§ Short problem
List each line of the data in which the string "sentiment" appears.

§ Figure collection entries
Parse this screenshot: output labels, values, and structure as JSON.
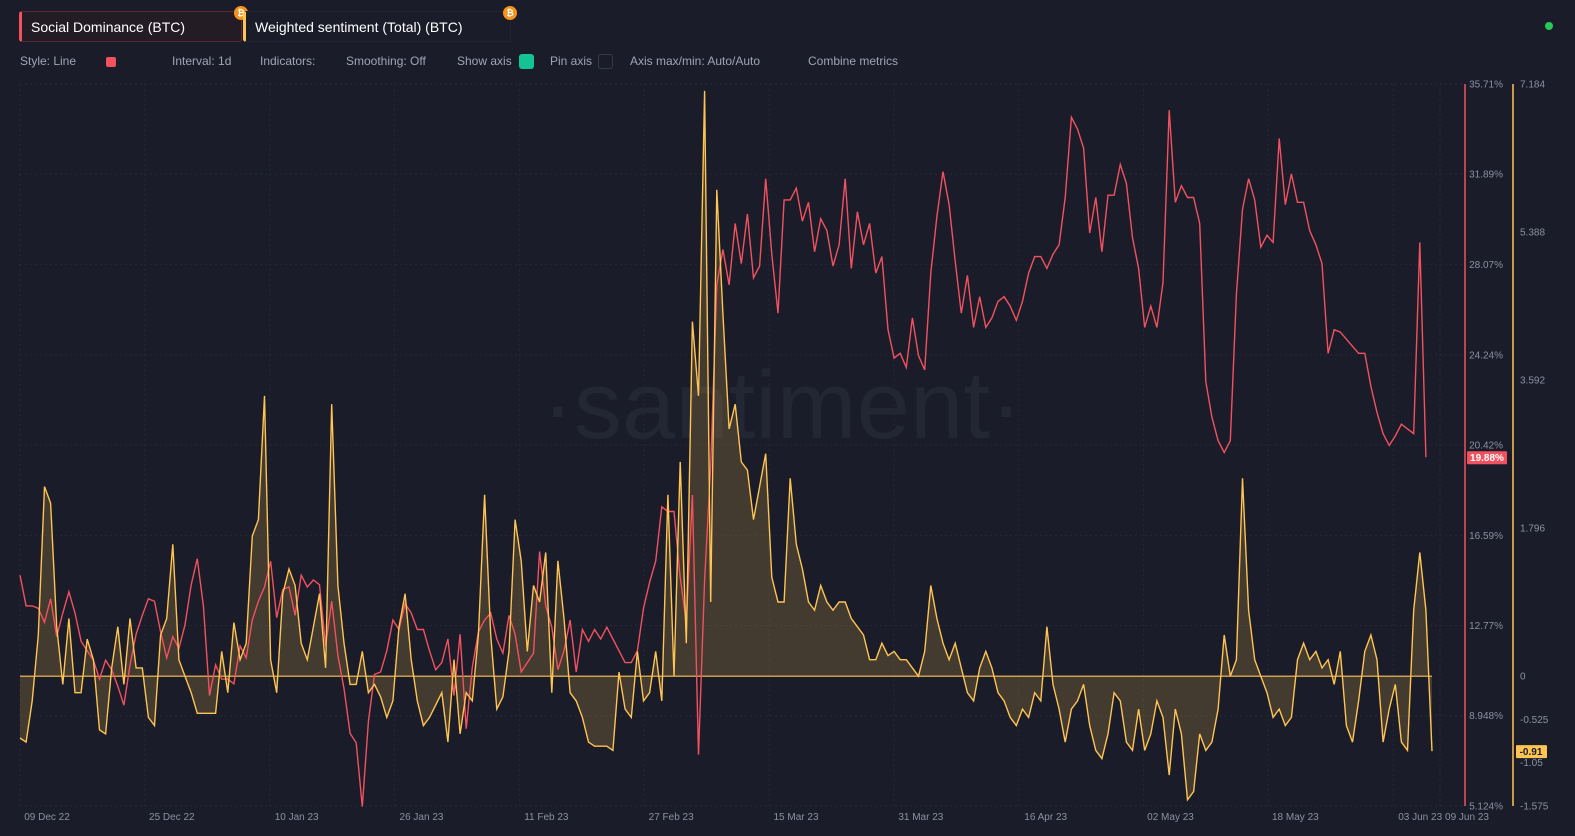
{
  "metrics": [
    {
      "label": "Social Dominance (BTC)",
      "color": "#f2515f",
      "badge": "₿"
    },
    {
      "label": "Weighted sentiment (Total) (BTC)",
      "color": "#ffc452",
      "badge": "₿"
    }
  ],
  "toolbar": {
    "style": "Style: Line",
    "interval": "Interval: 1d",
    "indicators": "Indicators:",
    "smoothing": "Smoothing: Off",
    "show_axis": "Show axis",
    "pin_axis": "Pin axis",
    "axis_maxmin": "Axis max/min: Auto/Auto",
    "combine": "Combine metrics"
  },
  "watermark": "·santiment·",
  "chart_data": {
    "type": "line",
    "x_ticks": [
      "09 Dec 22",
      "25 Dec 22",
      "10 Jan 23",
      "26 Jan 23",
      "11 Feb 23",
      "27 Feb 23",
      "15 Mar 23",
      "31 Mar 23",
      "16 Apr 23",
      "02 May 23",
      "18 May 23",
      "03 Jun 23",
      "09 Jun 23"
    ],
    "x_start": "2022-12-09",
    "x_end": "2023-06-09",
    "left_axis_ticks": [
      "35.71%",
      "31.89%",
      "28.07%",
      "24.24%",
      "20.42%",
      "16.59%",
      "12.77%",
      "8.948%",
      "5.124%"
    ],
    "right_axis_ticks": [
      "7.184",
      "5.388",
      "3.592",
      "1.796",
      "0",
      "-0.525",
      "-1.05",
      "-1.575"
    ],
    "series": [
      {
        "name": "Social Dominance (BTC)",
        "color": "#f2515f",
        "axis": "left",
        "unit": "%",
        "ylim": [
          5.124,
          35.71
        ],
        "last_value_label": "19.88%",
        "values": [
          14.9,
          13.6,
          13.6,
          13.5,
          12.9,
          13.9,
          12.3,
          13.3,
          14.2,
          13.3,
          12.1,
          11.7,
          11.3,
          10.5,
          11.3,
          10.9,
          10.2,
          9.4,
          11.1,
          12.4,
          13.2,
          13.9,
          13.8,
          12.5,
          11.4,
          12.3,
          11.8,
          12.8,
          14.5,
          15.6,
          13.6,
          9.8,
          11.1,
          10.5,
          10.5,
          10.3,
          11.9,
          11.4,
          13.0,
          13.8,
          14.4,
          15.5,
          13.1,
          14.3,
          14.4,
          13.2,
          14.9,
          14.4,
          14.7,
          14.5,
          11.9,
          13.8,
          11.5,
          10.1,
          8.2,
          7.8,
          5.1,
          8.7,
          10.7,
          10.8,
          11.7,
          13.0,
          12.6,
          13.7,
          13.3,
          12.6,
          12.6,
          11.7,
          10.9,
          11.2,
          12.2,
          9.8,
          12.4,
          8.4,
          11.0,
          12.5,
          13.0,
          13.3,
          12.2,
          11.6,
          13.2,
          12.4,
          10.8,
          11.2,
          11.6,
          15.9,
          13.6,
          12.7,
          10.9,
          11.7,
          13.0,
          10.8,
          12.6,
          12.1,
          12.6,
          12.2,
          12.7,
          12.2,
          11.7,
          11.2,
          11.2,
          11.7,
          13.5,
          14.6,
          15.5,
          17.8,
          17.6,
          17.6,
          14.8,
          12.9,
          18.3,
          7.3,
          14.7,
          19.5,
          27.2,
          28.7,
          27.2,
          29.8,
          28.1,
          30.2,
          27.5,
          28.0,
          31.7,
          28.5,
          26.0,
          30.8,
          30.8,
          31.3,
          29.9,
          30.7,
          28.6,
          30.0,
          29.5,
          28.0,
          28.9,
          31.7,
          27.9,
          30.3,
          28.9,
          29.8,
          27.7,
          28.4,
          25.3,
          24.1,
          24.3,
          23.7,
          25.8,
          24.2,
          23.6,
          27.7,
          30.1,
          32.0,
          30.6,
          28.2,
          26.0,
          27.6,
          25.4,
          26.7,
          25.4,
          25.8,
          26.5,
          26.7,
          26.3,
          25.7,
          26.5,
          27.7,
          28.4,
          28.4,
          27.9,
          28.5,
          28.9,
          30.9,
          34.3,
          33.8,
          33.0,
          29.4,
          30.9,
          28.6,
          31.0,
          31.0,
          32.3,
          31.5,
          29.2,
          27.9,
          25.4,
          26.3,
          25.4,
          27.3,
          34.6,
          30.7,
          31.4,
          30.9,
          30.9,
          29.8,
          23.1,
          21.6,
          20.6,
          20.1,
          20.6,
          26.8,
          30.4,
          31.7,
          30.8,
          28.8,
          29.3,
          29.0,
          33.4,
          30.6,
          31.9,
          30.7,
          30.7,
          29.5,
          28.9,
          28.1,
          24.3,
          25.3,
          25.2,
          24.9,
          24.6,
          24.3,
          24.3,
          22.9,
          21.8,
          20.9,
          20.4,
          20.8,
          21.3,
          21.1,
          20.9,
          29.0,
          19.9
        ]
      },
      {
        "name": "Weighted sentiment (Total) (BTC)",
        "color": "#ffc452",
        "axis": "right",
        "ylim": [
          -1.575,
          7.184
        ],
        "last_value_label": "-0.91",
        "values": [
          -0.75,
          -0.8,
          -0.3,
          0.5,
          2.3,
          2.1,
          0.6,
          -0.1,
          0.7,
          -0.2,
          -0.2,
          0.45,
          0.2,
          -0.65,
          -0.7,
          0.1,
          0.6,
          -0.1,
          0.7,
          0.1,
          0.1,
          -0.5,
          -0.6,
          0.5,
          0.7,
          1.6,
          0.2,
          0.0,
          -0.2,
          -0.45,
          -0.45,
          -0.45,
          -0.45,
          0.3,
          -0.2,
          0.65,
          0.2,
          0.4,
          1.7,
          1.9,
          3.4,
          0.2,
          -0.2,
          1.0,
          1.3,
          1.1,
          0.4,
          0.2,
          0.6,
          1.0,
          0.1,
          3.3,
          1.1,
          0.4,
          -0.1,
          -0.1,
          0.3,
          -0.2,
          -0.1,
          -0.25,
          -0.5,
          -0.3,
          0.6,
          1.0,
          0.2,
          -0.3,
          -0.6,
          -0.5,
          -0.35,
          -0.2,
          -0.8,
          0.2,
          -0.7,
          -0.2,
          -0.3,
          0.5,
          2.2,
          0.5,
          -0.4,
          -0.25,
          0.3,
          1.9,
          1.4,
          0.3,
          1.1,
          0.9,
          1.5,
          -0.2,
          1.4,
          0.7,
          -0.2,
          -0.3,
          -0.5,
          -0.8,
          -0.85,
          -0.85,
          -0.85,
          -0.9,
          0.05,
          -0.4,
          -0.5,
          0.3,
          -0.3,
          -0.2,
          0.3,
          -0.3,
          2.2,
          0.0,
          2.6,
          0.4,
          4.3,
          3.4,
          7.1,
          0.9,
          5.9,
          4.4,
          3.0,
          3.3,
          2.6,
          2.5,
          1.9,
          2.3,
          2.7,
          1.2,
          0.9,
          0.9,
          2.4,
          1.6,
          1.3,
          0.9,
          0.8,
          1.1,
          0.9,
          0.8,
          0.9,
          0.9,
          0.7,
          0.6,
          0.5,
          0.2,
          0.2,
          0.4,
          0.25,
          0.3,
          0.2,
          0.2,
          0.1,
          0.0,
          0.3,
          1.1,
          0.7,
          0.4,
          0.2,
          0.4,
          0.1,
          -0.2,
          -0.3,
          0.1,
          0.3,
          0.1,
          -0.2,
          -0.3,
          -0.5,
          -0.6,
          -0.4,
          -0.5,
          -0.2,
          -0.3,
          0.6,
          -0.1,
          -0.4,
          -0.8,
          -0.4,
          -0.3,
          -0.1,
          -0.6,
          -0.9,
          -1.0,
          -0.7,
          -0.2,
          -0.3,
          -0.8,
          -0.9,
          -0.4,
          -0.9,
          -0.7,
          -0.3,
          -0.5,
          -1.2,
          -0.4,
          -0.7,
          -1.5,
          -1.4,
          -0.7,
          -0.9,
          -0.8,
          -0.4,
          0.5,
          0.0,
          0.2,
          2.4,
          0.8,
          0.2,
          0.0,
          -0.2,
          -0.5,
          -0.4,
          -0.6,
          -0.5,
          0.2,
          0.4,
          0.2,
          0.3,
          0.1,
          0.2,
          -0.1,
          0.3,
          -0.6,
          -0.8,
          -0.3,
          0.3,
          0.5,
          0.2,
          -0.8,
          -0.4,
          -0.1,
          -0.8,
          -0.9,
          0.8,
          1.5,
          0.8,
          -0.91
        ]
      }
    ]
  }
}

§ Written answer
      "label": "Weighted sentiment (Total) (BTC)",
        "name": "Weighted sentiment (Total) (BTC)",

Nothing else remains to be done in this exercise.